### Exercise prompt
Exclude all pictures, then copy each of the records exactly as written.

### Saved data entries
------------------------

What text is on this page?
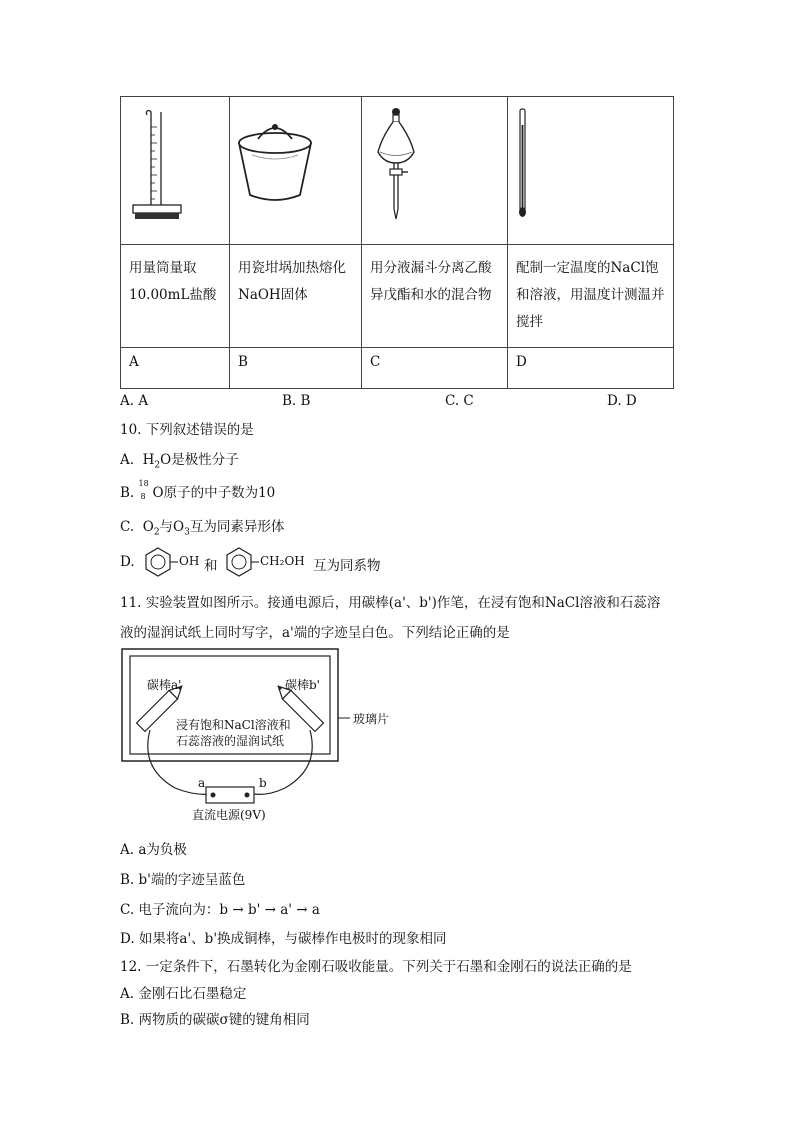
用量筒量取10.00mL盐酸	用瓷坩埚加热熔化NaOH固体	用分液漏斗分离乙酸异戊酯和水的混合物	配制一定温度的NaCl饱和溶液，用温度计测温并搅拌
A	B	C	D
A. A	B. B	C. C	D. D
10. 下列叙述错误的是
A. $H_2O$是极性分子
B.
18
8 O原子的中子数为10
C. $O_2$与$O_3$互为同素异形体
D.	OH 和	CH₂OH 互为同系物
11. 实验装置如图所示。接通电源后，用碳棒(a'、b')作笔，在浸有饱和NaCl溶液和石蕊溶
液的湿润试纸上同时写字，a'端的字迹呈白色。下列结论正确的是
碳棒a'	碳棒b'
浸有饱和NaCl溶液和
石蕊溶液的湿润试纸
玻璃片
a	b
直流电源(9V)
A. a为负极
B. b'端的字迹呈蓝色
C. 电子流向为：b → b' → a' → a
D. 如果将a'、b'换成铜棒，与碳棒作电极时的现象相同
12. 一定条件下，石墨转化为金刚石吸收能量。下列关于石墨和金刚石的说法正确的是
A. 金刚石比石墨稳定
B. 两物质的碳碳σ键的键角相同
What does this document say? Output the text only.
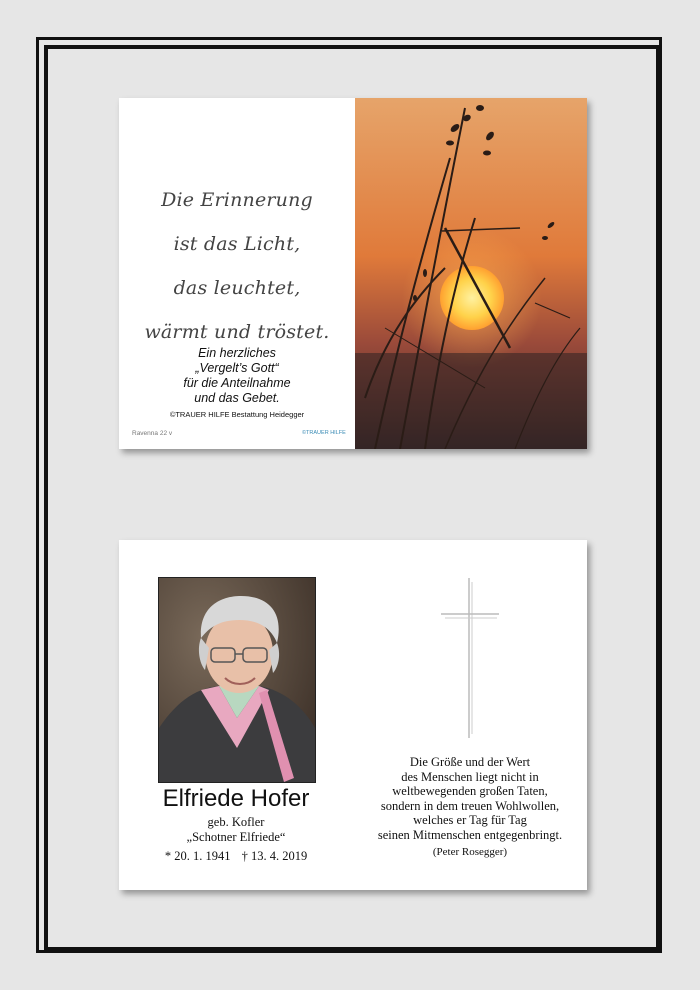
Die Erinnerung
ist das Licht,
das leuchtet,
wärmt und tröstet.
Ein herzliches
„Vergelt’s Gott“
für die Anteilnahme
und das Gebet.
©TRAUER HILFE Bestattung Heidegger
Ravenna 22 v	©TRAUER HILFE
Elfriede Hofer
geb. Kofler
„Schotner Elfriede“
* 20. 1. 1941 † 13. 4. 2019
Die Größe und der Wert
des Menschen liegt nicht in
weltbewegenden großen Taten,
sondern in dem treuen Wohlwollen,
welches er Tag für Tag
seinen Mitmenschen entgegenbringt.
(Peter Rosegger)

------------------------

### Reply to the task
What text is on this page?
用量筒量取10.00mL盐酸	用瓷坩埚加热熔化NaOH固体	用分液漏斗分离乙酸异戊酯和水的混合物	配制一定温度的NaCl饱和溶液，用温度计测温并搅拌
A	B	C	D
A. A	B. B	C. C	D. D
10. 下列叙述错误的是
A. $H_2O$是极性分子
B.
18
8 O原子的中子数为10
C. $O_2$与$O_3$互为同素异形体
D.	OH 和	CH₂OH 互为同系物
11. 实验装置如图所示。接通电源后，用碳棒(a'、b')作笔，在浸有饱和NaCl溶液和石蕊溶
液的湿润试纸上同时写字，a'端的字迹呈白色。下列结论正确的是
碳棒a'	碳棒b'
浸有饱和NaCl溶液和
石蕊溶液的湿润试纸
玻璃片
a	b
直流电源(9V)
A. a为负极
B. b'端的字迹呈蓝色
C. 电子流向为：b → b' → a' → a
D. 如果将a'、b'换成铜棒，与碳棒作电极时的现象相同
12. 一定条件下，石墨转化为金刚石吸收能量。下列关于石墨和金刚石的说法正确的是
A. 金刚石比石墨稳定
B. 两物质的碳碳σ键的键角相同
What does this document say? Output the text only.
Die Erinnerung
ist das Licht,
das leuchtet,
wärmt und tröstet.
Ein herzliches
„Vergelt’s Gott“
für die Anteilnahme
und das Gebet.
©TRAUER HILFE Bestattung Heidegger
Ravenna 22 v	©TRAUER HILFE
Elfriede Hofer
geb. Kofler
„Schotner Elfriede“
* 20. 1. 1941 † 13. 4. 2019
Die Größe und der Wert
des Menschen liegt nicht in
weltbewegenden großen Taten,
sondern in dem treuen Wohlwollen,
welches er Tag für Tag
seinen Mitmenschen entgegenbringt.
(Peter Rosegger)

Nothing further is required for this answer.